• **Requirement**
Extract the listing in its entirety, keeping each line identical to the original.

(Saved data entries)

++++

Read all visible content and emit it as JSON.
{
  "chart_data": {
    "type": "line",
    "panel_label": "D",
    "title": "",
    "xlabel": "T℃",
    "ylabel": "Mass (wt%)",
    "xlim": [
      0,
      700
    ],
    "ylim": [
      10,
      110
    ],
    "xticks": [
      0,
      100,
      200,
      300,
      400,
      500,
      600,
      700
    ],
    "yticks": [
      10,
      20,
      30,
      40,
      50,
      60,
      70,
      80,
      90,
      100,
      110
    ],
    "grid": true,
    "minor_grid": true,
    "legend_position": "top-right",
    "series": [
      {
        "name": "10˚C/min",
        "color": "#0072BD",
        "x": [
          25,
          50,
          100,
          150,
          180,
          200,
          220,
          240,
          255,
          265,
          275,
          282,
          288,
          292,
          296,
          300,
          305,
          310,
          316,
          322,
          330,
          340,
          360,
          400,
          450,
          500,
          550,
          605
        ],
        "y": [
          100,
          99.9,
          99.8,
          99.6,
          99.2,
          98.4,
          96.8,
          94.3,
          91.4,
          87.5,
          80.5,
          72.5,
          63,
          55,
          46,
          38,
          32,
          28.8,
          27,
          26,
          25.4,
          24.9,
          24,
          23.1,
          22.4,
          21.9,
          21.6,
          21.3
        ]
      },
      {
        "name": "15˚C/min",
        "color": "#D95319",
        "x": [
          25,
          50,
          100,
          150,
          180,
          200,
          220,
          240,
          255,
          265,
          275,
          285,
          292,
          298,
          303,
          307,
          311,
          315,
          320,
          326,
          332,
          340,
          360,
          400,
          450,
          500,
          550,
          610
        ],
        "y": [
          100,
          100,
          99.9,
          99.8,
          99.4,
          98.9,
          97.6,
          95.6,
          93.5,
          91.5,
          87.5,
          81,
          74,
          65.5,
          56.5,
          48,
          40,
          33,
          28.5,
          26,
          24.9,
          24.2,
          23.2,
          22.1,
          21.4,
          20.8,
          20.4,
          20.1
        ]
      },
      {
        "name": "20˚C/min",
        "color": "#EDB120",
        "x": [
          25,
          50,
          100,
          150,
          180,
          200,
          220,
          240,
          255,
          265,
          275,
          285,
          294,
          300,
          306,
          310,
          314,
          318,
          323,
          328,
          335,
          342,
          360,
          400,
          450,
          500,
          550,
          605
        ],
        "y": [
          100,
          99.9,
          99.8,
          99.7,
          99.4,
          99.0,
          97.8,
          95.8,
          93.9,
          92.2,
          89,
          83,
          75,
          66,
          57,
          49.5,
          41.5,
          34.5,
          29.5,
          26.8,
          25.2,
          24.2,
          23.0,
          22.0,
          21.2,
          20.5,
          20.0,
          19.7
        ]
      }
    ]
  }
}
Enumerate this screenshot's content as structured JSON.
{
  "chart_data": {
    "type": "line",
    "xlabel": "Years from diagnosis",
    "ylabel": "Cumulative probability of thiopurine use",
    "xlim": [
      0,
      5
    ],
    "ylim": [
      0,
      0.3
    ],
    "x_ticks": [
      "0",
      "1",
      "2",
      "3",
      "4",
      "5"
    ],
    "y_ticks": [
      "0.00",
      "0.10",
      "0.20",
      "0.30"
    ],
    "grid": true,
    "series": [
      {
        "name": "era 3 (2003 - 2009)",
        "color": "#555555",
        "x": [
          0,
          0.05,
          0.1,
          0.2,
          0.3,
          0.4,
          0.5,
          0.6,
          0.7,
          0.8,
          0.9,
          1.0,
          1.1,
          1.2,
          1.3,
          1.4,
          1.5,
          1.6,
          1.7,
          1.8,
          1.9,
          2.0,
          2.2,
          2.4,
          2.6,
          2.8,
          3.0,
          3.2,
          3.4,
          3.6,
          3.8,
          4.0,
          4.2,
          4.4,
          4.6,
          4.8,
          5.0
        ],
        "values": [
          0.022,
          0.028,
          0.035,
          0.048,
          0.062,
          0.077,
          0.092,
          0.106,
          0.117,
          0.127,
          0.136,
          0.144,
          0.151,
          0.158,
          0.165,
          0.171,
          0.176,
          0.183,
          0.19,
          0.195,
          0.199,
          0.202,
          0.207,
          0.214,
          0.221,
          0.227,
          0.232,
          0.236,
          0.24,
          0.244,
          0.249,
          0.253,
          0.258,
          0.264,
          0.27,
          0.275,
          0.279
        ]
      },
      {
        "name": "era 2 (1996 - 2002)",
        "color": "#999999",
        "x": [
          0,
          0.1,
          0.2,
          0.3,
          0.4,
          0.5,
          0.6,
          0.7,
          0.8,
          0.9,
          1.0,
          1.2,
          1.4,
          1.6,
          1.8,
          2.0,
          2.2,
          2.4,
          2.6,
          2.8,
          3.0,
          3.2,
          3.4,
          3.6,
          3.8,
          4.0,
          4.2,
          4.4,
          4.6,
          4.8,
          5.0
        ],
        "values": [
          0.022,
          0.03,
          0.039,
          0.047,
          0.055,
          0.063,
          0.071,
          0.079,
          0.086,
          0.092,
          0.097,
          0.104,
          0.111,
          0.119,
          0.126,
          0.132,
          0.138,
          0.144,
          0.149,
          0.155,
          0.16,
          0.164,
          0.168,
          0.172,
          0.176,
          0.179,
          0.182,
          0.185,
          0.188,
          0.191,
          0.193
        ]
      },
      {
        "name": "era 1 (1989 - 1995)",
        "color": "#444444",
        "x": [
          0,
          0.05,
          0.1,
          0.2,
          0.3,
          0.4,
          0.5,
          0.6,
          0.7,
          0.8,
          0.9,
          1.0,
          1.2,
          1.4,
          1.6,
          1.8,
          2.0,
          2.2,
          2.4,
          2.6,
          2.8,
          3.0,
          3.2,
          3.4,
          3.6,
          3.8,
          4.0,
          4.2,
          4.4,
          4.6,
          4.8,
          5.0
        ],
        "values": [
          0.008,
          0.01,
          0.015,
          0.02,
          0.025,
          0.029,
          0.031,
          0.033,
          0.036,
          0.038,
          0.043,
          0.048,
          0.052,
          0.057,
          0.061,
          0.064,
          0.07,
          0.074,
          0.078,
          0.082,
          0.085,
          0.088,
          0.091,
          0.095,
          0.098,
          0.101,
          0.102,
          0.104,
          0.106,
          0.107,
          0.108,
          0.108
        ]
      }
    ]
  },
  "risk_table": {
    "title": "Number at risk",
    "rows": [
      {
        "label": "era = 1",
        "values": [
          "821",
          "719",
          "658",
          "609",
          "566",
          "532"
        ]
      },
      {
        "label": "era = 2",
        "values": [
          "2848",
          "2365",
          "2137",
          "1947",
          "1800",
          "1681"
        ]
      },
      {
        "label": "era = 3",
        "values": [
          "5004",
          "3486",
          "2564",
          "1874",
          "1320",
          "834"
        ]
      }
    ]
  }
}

++++

• **Complete answer**
Read all visible content and emit it as JSON.
{
  "chart_data": {
    "type": "line",
    "panel_label": "D",
    "title": "",
    "xlabel": "T℃",
    "ylabel": "Mass (wt%)",
    "xlim": [
      0,
      700
    ],
    "ylim": [
      10,
      110
    ],
    "xticks": [
      0,
      100,
      200,
      300,
      400,
      500,
      600,
      700
    ],
    "yticks": [
      10,
      20,
      30,
      40,
      50,
      60,
      70,
      80,
      90,
      100,
      110
    ],
    "grid": true,
    "minor_grid": true,
    "legend_position": "top-right",
    "series": [
      {
        "name": "10˚C/min",
        "color": "#0072BD",
        "x": [
          25,
          50,
          100,
          150,
          180,
          200,
          220,
          240,
          255,
          265,
          275,
          282,
          288,
          292,
          296,
          300,
          305,
          310,
          316,
          322,
          330,
          340,
          360,
          400,
          450,
          500,
          550,
          605
        ],
        "y": [
          100,
          99.9,
          99.8,
          99.6,
          99.2,
          98.4,
          96.8,
          94.3,
          91.4,
          87.5,
          80.5,
          72.5,
          63,
          55,
          46,
          38,
          32,
          28.8,
          27,
          26,
          25.4,
          24.9,
          24,
          23.1,
          22.4,
          21.9,
          21.6,
          21.3
        ]
      },
      {
        "name": "15˚C/min",
        "color": "#D95319",
        "x": [
          25,
          50,
          100,
          150,
          180,
          200,
          220,
          240,
          255,
          265,
          275,
          285,
          292,
          298,
          303,
          307,
          311,
          315,
          320,
          326,
          332,
          340,
          360,
          400,
          450,
          500,
          550,
          610
        ],
        "y": [
          100,
          100,
          99.9,
          99.8,
          99.4,
          98.9,
          97.6,
          95.6,
          93.5,
          91.5,
          87.5,
          81,
          74,
          65.5,
          56.5,
          48,
          40,
          33,
          28.5,
          26,
          24.9,
          24.2,
          23.2,
          22.1,
          21.4,
          20.8,
          20.4,
          20.1
        ]
      },
      {
        "name": "20˚C/min",
        "color": "#EDB120",
        "x": [
          25,
          50,
          100,
          150,
          180,
          200,
          220,
          240,
          255,
          265,
          275,
          285,
          294,
          300,
          306,
          310,
          314,
          318,
          323,
          328,
          335,
          342,
          360,
          400,
          450,
          500,
          550,
          605
        ],
        "y": [
          100,
          99.9,
          99.8,
          99.7,
          99.4,
          99.0,
          97.8,
          95.8,
          93.9,
          92.2,
          89,
          83,
          75,
          66,
          57,
          49.5,
          41.5,
          34.5,
          29.5,
          26.8,
          25.2,
          24.2,
          23.0,
          22.0,
          21.2,
          20.5,
          20.0,
          19.7
        ]
      }
    ]
  }
}
Enumerate this screenshot's content as structured JSON.
{
  "chart_data": {
    "type": "line",
    "xlabel": "Years from diagnosis",
    "ylabel": "Cumulative probability of thiopurine use",
    "xlim": [
      0,
      5
    ],
    "ylim": [
      0,
      0.3
    ],
    "x_ticks": [
      "0",
      "1",
      "2",
      "3",
      "4",
      "5"
    ],
    "y_ticks": [
      "0.00",
      "0.10",
      "0.20",
      "0.30"
    ],
    "grid": true,
    "series": [
      {
        "name": "era 3 (2003 - 2009)",
        "color": "#555555",
        "x": [
          0,
          0.05,
          0.1,
          0.2,
          0.3,
          0.4,
          0.5,
          0.6,
          0.7,
          0.8,
          0.9,
          1.0,
          1.1,
          1.2,
          1.3,
          1.4,
          1.5,
          1.6,
          1.7,
          1.8,
          1.9,
          2.0,
          2.2,
          2.4,
          2.6,
          2.8,
          3.0,
          3.2,
          3.4,
          3.6,
          3.8,
          4.0,
          4.2,
          4.4,
          4.6,
          4.8,
          5.0
        ],
        "values": [
          0.022,
          0.028,
          0.035,
          0.048,
          0.062,
          0.077,
          0.092,
          0.106,
          0.117,
          0.127,
          0.136,
          0.144,
          0.151,
          0.158,
          0.165,
          0.171,
          0.176,
          0.183,
          0.19,
          0.195,
          0.199,
          0.202,
          0.207,
          0.214,
          0.221,
          0.227,
          0.232,
          0.236,
          0.24,
          0.244,
          0.249,
          0.253,
          0.258,
          0.264,
          0.27,
          0.275,
          0.279
        ]
      },
      {
        "name": "era 2 (1996 - 2002)",
        "color": "#999999",
        "x": [
          0,
          0.1,
          0.2,
          0.3,
          0.4,
          0.5,
          0.6,
          0.7,
          0.8,
          0.9,
          1.0,
          1.2,
          1.4,
          1.6,
          1.8,
          2.0,
          2.2,
          2.4,
          2.6,
          2.8,
          3.0,
          3.2,
          3.4,
          3.6,
          3.8,
          4.0,
          4.2,
          4.4,
          4.6,
          4.8,
          5.0
        ],
        "values": [
          0.022,
          0.03,
          0.039,
          0.047,
          0.055,
          0.063,
          0.071,
          0.079,
          0.086,
          0.092,
          0.097,
          0.104,
          0.111,
          0.119,
          0.126,
          0.132,
          0.138,
          0.144,
          0.149,
          0.155,
          0.16,
          0.164,
          0.168,
          0.172,
          0.176,
          0.179,
          0.182,
          0.185,
          0.188,
          0.191,
          0.193
        ]
      },
      {
        "name": "era 1 (1989 - 1995)",
        "color": "#444444",
        "x": [
          0,
          0.05,
          0.1,
          0.2,
          0.3,
          0.4,
          0.5,
          0.6,
          0.7,
          0.8,
          0.9,
          1.0,
          1.2,
          1.4,
          1.6,
          1.8,
          2.0,
          2.2,
          2.4,
          2.6,
          2.8,
          3.0,
          3.2,
          3.4,
          3.6,
          3.8,
          4.0,
          4.2,
          4.4,
          4.6,
          4.8,
          5.0
        ],
        "values": [
          0.008,
          0.01,
          0.015,
          0.02,
          0.025,
          0.029,
          0.031,
          0.033,
          0.036,
          0.038,
          0.043,
          0.048,
          0.052,
          0.057,
          0.061,
          0.064,
          0.07,
          0.074,
          0.078,
          0.082,
          0.085,
          0.088,
          0.091,
          0.095,
          0.098,
          0.101,
          0.102,
          0.104,
          0.106,
          0.107,
          0.108,
          0.108
        ]
      }
    ]
  },
  "risk_table": {
    "title": "Number at risk",
    "rows": [
      {
        "label": "era = 1",
        "values": [
          "821",
          "719",
          "658",
          "609",
          "566",
          "532"
        ]
      },
      {
        "label": "era = 2",
        "values": [
          "2848",
          "2365",
          "2137",
          "1947",
          "1800",
          "1681"
        ]
      },
      {
        "label": "era = 3",
        "values": [
          "5004",
          "3486",
          "2564",
          "1874",
          "1320",
          "834"
        ]
      }
    ]
  }
}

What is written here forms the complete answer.